▶ [What you have to do]:
Can you lay out the lines below as a Markdown table with a "No." column for the row number and a "Line" column for the line, skipping blank lines and leaving out the pictures?

Excerpts from a layout annotation set:
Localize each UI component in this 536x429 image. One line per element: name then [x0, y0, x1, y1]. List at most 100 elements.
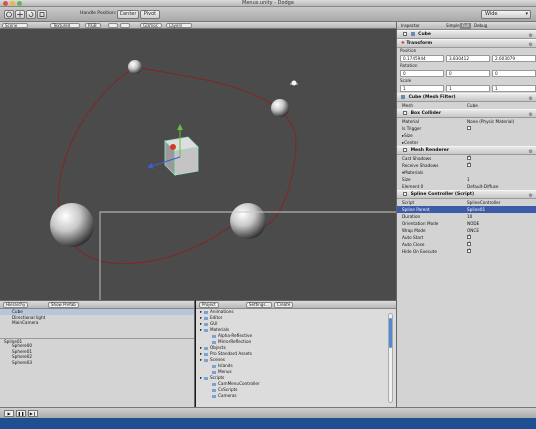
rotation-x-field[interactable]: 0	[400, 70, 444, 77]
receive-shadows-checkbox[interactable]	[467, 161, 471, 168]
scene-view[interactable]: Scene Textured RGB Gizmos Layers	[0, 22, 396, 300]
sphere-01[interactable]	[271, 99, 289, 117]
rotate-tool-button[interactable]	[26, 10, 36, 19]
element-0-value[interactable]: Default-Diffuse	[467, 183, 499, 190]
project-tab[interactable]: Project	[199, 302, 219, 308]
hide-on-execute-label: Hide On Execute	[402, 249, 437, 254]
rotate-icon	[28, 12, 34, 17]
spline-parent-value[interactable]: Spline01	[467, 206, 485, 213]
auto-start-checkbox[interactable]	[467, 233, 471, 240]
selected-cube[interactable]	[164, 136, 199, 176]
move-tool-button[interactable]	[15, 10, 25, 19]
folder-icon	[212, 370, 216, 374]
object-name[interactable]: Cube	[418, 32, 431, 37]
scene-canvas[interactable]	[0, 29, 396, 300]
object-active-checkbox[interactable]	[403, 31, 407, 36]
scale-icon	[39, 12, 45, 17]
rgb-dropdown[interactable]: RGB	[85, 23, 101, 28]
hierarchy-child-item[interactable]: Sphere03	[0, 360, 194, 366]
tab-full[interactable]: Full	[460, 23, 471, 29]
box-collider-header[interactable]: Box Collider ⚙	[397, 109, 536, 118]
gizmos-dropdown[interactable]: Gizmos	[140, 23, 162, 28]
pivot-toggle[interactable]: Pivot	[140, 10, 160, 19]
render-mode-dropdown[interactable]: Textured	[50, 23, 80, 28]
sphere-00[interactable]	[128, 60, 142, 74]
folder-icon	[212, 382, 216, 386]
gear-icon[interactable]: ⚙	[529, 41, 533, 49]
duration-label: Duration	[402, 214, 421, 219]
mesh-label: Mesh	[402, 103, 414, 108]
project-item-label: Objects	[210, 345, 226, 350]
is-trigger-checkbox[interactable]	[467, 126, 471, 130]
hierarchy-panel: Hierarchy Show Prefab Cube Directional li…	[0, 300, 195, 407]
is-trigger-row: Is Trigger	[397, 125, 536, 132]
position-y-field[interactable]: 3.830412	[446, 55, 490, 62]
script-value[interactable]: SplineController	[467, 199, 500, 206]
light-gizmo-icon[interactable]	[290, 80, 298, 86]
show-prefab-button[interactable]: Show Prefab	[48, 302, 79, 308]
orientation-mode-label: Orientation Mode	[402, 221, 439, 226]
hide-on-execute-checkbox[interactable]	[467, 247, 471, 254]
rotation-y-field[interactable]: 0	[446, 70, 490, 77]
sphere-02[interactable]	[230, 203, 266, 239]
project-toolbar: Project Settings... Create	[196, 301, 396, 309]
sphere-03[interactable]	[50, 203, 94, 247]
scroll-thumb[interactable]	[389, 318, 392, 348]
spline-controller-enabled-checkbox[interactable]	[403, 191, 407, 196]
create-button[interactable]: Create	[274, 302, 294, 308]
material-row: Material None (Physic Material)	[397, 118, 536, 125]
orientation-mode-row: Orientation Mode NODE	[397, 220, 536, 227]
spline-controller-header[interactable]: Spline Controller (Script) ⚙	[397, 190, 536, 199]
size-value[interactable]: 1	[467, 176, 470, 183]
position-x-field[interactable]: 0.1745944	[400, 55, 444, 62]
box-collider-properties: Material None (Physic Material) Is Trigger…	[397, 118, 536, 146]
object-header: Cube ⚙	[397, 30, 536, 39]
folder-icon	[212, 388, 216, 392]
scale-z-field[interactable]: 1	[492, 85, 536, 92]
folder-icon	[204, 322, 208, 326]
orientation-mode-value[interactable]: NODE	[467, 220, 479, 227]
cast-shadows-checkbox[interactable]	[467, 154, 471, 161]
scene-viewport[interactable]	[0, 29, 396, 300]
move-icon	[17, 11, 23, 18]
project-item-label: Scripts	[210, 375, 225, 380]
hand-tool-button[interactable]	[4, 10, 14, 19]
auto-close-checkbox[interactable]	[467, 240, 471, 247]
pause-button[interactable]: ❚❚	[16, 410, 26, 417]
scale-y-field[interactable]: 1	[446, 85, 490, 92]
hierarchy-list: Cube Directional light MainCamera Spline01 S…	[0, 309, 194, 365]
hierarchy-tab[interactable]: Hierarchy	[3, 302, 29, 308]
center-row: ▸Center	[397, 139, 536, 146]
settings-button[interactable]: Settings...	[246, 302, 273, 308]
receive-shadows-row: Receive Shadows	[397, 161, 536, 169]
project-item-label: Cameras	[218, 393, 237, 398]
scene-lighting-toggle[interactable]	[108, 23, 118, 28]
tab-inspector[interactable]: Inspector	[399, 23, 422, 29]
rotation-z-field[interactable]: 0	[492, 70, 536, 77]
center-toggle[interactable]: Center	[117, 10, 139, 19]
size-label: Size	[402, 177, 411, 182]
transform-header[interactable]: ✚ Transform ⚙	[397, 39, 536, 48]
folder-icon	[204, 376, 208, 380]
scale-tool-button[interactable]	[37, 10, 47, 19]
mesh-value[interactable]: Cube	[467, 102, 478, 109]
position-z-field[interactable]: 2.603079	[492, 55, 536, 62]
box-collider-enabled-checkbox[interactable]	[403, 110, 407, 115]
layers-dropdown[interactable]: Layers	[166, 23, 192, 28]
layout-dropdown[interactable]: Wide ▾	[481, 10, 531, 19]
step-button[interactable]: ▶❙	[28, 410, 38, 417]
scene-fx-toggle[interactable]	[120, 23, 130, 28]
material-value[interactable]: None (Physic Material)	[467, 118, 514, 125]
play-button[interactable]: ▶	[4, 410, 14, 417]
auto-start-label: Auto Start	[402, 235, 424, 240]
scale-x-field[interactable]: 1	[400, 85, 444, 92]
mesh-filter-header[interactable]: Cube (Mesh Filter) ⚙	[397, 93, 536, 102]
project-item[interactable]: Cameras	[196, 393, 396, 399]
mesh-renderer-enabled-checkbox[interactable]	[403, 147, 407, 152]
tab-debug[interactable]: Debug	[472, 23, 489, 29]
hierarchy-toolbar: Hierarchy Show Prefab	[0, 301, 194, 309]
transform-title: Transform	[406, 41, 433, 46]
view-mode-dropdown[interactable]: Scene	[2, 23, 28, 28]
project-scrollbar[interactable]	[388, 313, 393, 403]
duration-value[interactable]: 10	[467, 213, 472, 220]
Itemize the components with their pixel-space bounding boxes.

▶ [The solution]:
| No. | Line |
|---|---|
| 1 | Localize each UI component in this 536x429 image. One line per element: name then [x0, y0, x1, y1]. List at most 100 elements. |
| 2 | rotation-x-field[interactable]: 0	[400, 70, 444, 77] |
| 3 | receive-shadows-checkbox[interactable]	[467, 161, 471, 168] |
| 4 | scene-view[interactable]: Scene Textured RGB Gizmos Layers	[0, 22, 396, 300] |
| 5 | sphere-01[interactable]	[271, 99, 289, 117] |
| 6 | rotate-tool-button[interactable]	[26, 10, 36, 19] |
| 7 | element-0-value[interactable]: Default-Diffuse	[467, 183, 499, 190] |
| 8 | project-tab[interactable]: Project	[199, 302, 219, 308] |
| 9 | hide-on-execute-label: Hide On Execute	[402, 249, 437, 254] |
| 10 | rotate-icon	[28, 12, 34, 17] |
| 11 | spline-parent-value[interactable]: Spline01	[467, 206, 485, 213] |
| 12 | auto-start-checkbox[interactable]	[467, 233, 471, 240] |
| 13 | selected-cube[interactable]	[164, 136, 199, 176] |
| 14 | move-tool-button[interactable]	[15, 10, 25, 19] |
| 15 | folder-icon	[212, 370, 216, 374] |
| 16 | object-name[interactable]: Cube	[418, 32, 431, 37] |
| 17 | scene-canvas[interactable]	[0, 29, 396, 300] |
| 18 | object-active-checkbox[interactable]	[403, 31, 407, 36] |
| 19 | scale-icon	[39, 12, 45, 17] |
| 20 | rgb-dropdown[interactable]: RGB	[85, 23, 101, 28] |
| 21 | hierarchy-child-item[interactable]: Sphere03	[0, 360, 194, 366] |
| 22 | tab-full[interactable]: Full	[460, 23, 471, 29] |
| 23 | box-collider-header[interactable]: Box Collider ⚙	[397, 109, 536, 118] |
| 24 | gizmos-dropdown[interactable]: Gizmos	[140, 23, 162, 28] |
| 25 | pivot-toggle[interactable]: Pivot	[140, 10, 160, 19] |
| 26 | render-mode-dropdown[interactable]: Textured	[50, 23, 80, 28] |
| 27 | sphere-00[interactable]	[128, 60, 142, 74] |
| 28 | folder-icon	[212, 382, 216, 386] |
| 29 | gear-icon[interactable]: ⚙	[529, 41, 533, 49] |
| 30 | duration-label: Duration	[402, 214, 421, 219] |
| 31 | mesh-label: Mesh	[402, 103, 414, 108] |
| 32 | project-item-label: Objects	[210, 345, 226, 350] |
| 33 | is-trigger-checkbox[interactable]	[467, 126, 471, 130] |
| 34 | hierarchy-panel: Hierarchy Show Prefab Cube Directional li…	[0, 300, 195, 407] |
| 35 | is-trigger-row: Is Trigger	[397, 125, 536, 132] |
| 36 | position-y-field[interactable]: 3.830412	[446, 55, 490, 62] |
| 37 | script-value[interactable]: SplineController	[467, 199, 500, 206] |
| 38 | light-gizmo-icon[interactable]	[290, 80, 298, 86] |
| 39 | show-prefab-button[interactable]: Show Prefab	[48, 302, 79, 308] |
| 40 | orientation-mode-label: Orientation Mode	[402, 221, 439, 226] |
| 41 | hide-on-execute-checkbox[interactable]	[467, 247, 471, 254] |
| 42 | rotation-y-field[interactable]: 0	[446, 70, 490, 77] |
| 43 | sphere-02[interactable]	[230, 203, 266, 239] |
| 44 | project-toolbar: Project Settings... Create	[196, 301, 396, 309] |
| 45 | sphere-03[interactable]	[50, 203, 94, 247] |
| 46 | scroll-thumb[interactable]	[389, 318, 392, 348] |
| 47 | spline-controller-enabled-checkbox[interactable]	[403, 191, 407, 196] |
| 48 | create-button[interactable]: Create	[274, 302, 294, 308] |
| 49 | material-row: Material None (Physic Material)	[397, 118, 536, 125] |
| 50 | orientation-mode-row: Orientation Mode NODE	[397, 220, 536, 227] |
| 51 | spline-controller-header[interactable]: Spline Controller (Script) ⚙	[397, 190, 536, 199] |
| 52 | size-value[interactable]: 1	[467, 176, 470, 183] |
| 53 | position-x-field[interactable]: 0.1745944	[400, 55, 444, 62] |
| 54 | box-collider-properties: Material None (Physic Material) Is Trigger…	[397, 118, 536, 146] |
| 55 | object-header: Cube ⚙	[397, 30, 536, 39] |
| 56 | folder-icon	[212, 388, 216, 392] |
| 57 | scale-z-field[interactable]: 1	[492, 85, 536, 92] |
| 58 | folder-icon	[204, 322, 208, 326] |
| 59 | orientation-mode-value[interactable]: NODE	[467, 220, 479, 227] |
| 60 | cast-shadows-checkbox[interactable]	[467, 154, 471, 161] |
| 61 | scene-viewport[interactable]	[0, 29, 396, 300] |
| 62 | move-icon	[17, 11, 23, 18] |
| 63 | project-item-label: Scripts	[210, 375, 225, 380] |
| 64 | hand-tool-button[interactable]	[4, 10, 14, 19] |
| 65 | auto-close-checkbox[interactable]	[467, 240, 471, 247] |
| 66 | pause-button[interactable]: ❚❚	[16, 410, 26, 417] |
| 67 | scale-y-field[interactable]: 1	[446, 85, 490, 92] |
| 68 | hierarchy-list: Cube Directional light MainCamera Spline01 S…	[0, 309, 194, 365] |
| 69 | hierarchy-tab[interactable]: Hierarchy	[3, 302, 29, 308] |
| 70 | center-row: ▸Center	[397, 139, 536, 146] |
| 71 | settings-button[interactable]: Settings...	[246, 302, 273, 308] |
| 72 | receive-shadows-row: Receive Shadows	[397, 161, 536, 169] |
| 73 | project-item-label: Cameras	[218, 393, 237, 398] |
| 74 | scene-lighting-toggle[interactable]	[108, 23, 118, 28] |
| 75 | tab-inspector[interactable]: Inspector	[399, 23, 422, 29] |
| 76 | rotation-z-field[interactable]: 0	[492, 70, 536, 77] |
| 77 | center-toggle[interactable]: Center	[117, 10, 139, 19] |
| 78 | size-label: Size	[402, 177, 411, 182] |
| 79 | transform-header[interactable]: ✚ Transform ⚙	[397, 39, 536, 48] |
| 80 | folder-icon	[204, 376, 208, 380] |
| 81 | scale-tool-button[interactable]	[37, 10, 47, 19] |
| 82 | mesh-value[interactable]: Cube	[467, 102, 478, 109] |
| 83 | position-z-field[interactable]: 2.603079	[492, 55, 536, 62] |
| 84 | box-collider-enabled-checkbox[interactable]	[403, 110, 407, 115] |
| 85 | layers-dropdown[interactable]: Layers	[166, 23, 192, 28] |
| 86 | layout-dropdown[interactable]: Wide ▾	[481, 10, 531, 19] |
| 87 | step-button[interactable]: ▶❙	[28, 410, 38, 417] |
| 88 | scene-fx-toggle[interactable]	[120, 23, 130, 28] |
| 89 | material-value[interactable]: None (Physic Material)	[467, 118, 514, 125] |
| 90 | play-button[interactable]: ▶	[4, 410, 14, 417] |
| 91 | auto-start-label: Auto Start	[402, 235, 424, 240] |
| 92 | scale-x-field[interactable]: 1	[400, 85, 444, 92] |
| 93 | mesh-filter-header[interactable]: Cube (Mesh Filter) ⚙	[397, 93, 536, 102] |
| 94 | project-item[interactable]: Cameras	[196, 393, 396, 399] |
| 95 | mesh-renderer-enabled-checkbox[interactable]	[403, 147, 407, 152] |
| 96 | tab-debug[interactable]: Debug	[472, 23, 489, 29] |
| 97 | hierarchy-toolbar: Hierarchy Show Prefab	[0, 301, 194, 309] |
| 98 | transform-title: Transform	[406, 41, 433, 46] |
| 99 | view-mode-dropdown[interactable]: Scene	[2, 23, 28, 28] |
| 100 | project-scrollbar[interactable]	[388, 313, 393, 403] |
| 101 | duration-value[interactable]: 10	[467, 213, 472, 220] |
| 102 | Itemize the components with their pixel-space bounding boxes. |